## Begin Dataset excerpts
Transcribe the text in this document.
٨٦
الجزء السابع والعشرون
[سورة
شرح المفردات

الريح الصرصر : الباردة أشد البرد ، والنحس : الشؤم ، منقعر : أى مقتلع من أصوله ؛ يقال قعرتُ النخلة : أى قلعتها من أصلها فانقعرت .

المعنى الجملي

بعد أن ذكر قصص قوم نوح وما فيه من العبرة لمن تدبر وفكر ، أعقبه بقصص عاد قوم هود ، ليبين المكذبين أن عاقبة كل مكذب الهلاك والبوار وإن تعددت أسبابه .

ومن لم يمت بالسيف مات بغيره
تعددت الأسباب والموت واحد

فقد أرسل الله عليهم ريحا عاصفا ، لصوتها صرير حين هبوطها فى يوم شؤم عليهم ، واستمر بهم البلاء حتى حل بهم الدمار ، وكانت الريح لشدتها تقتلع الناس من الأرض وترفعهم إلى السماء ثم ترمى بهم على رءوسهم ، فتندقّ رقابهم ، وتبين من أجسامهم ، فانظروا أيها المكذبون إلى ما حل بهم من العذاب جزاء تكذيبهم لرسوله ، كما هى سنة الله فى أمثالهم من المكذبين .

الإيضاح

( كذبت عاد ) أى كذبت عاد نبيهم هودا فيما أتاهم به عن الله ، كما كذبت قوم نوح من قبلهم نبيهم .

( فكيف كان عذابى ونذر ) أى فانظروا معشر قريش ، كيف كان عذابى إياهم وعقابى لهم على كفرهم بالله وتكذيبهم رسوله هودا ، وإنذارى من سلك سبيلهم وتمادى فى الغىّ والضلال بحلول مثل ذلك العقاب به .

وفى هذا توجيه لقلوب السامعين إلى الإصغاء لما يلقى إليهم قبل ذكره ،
## End Dataset excerpts
=== Exercise instructions ===
Pick out and copy the lines of the entries that hold the string "المكذبين".

=== Written reply ===
بعد أن ذكر قصص قوم نوح وما فيه من العبرة لمن تدبر وفكر ، أعقبه بقصص عاد قوم هود ، ليبين المكذبين أن عاقبة كل مكذب الهلاك والبوار وإن تعددت أسبابه .
فقد أرسل الله عليهم ريحا عاصفا ، لصوتها صرير حين هبوطها فى يوم شؤم عليهم ، واستمر بهم البلاء حتى حل بهم الدمار ، وكانت الريح لشدتها تقتلع الناس من الأرض وترفعهم إلى السماء ثم ترمى بهم على رءوسهم ، فتندقّ رقابهم ، وتبين من أجسامهم ، فانظروا أيها المكذبون إلى ما حل بهم من العذاب جزاء تكذيبهم لرسوله ، كما هى سنة الله فى أمثالهم من المكذبين .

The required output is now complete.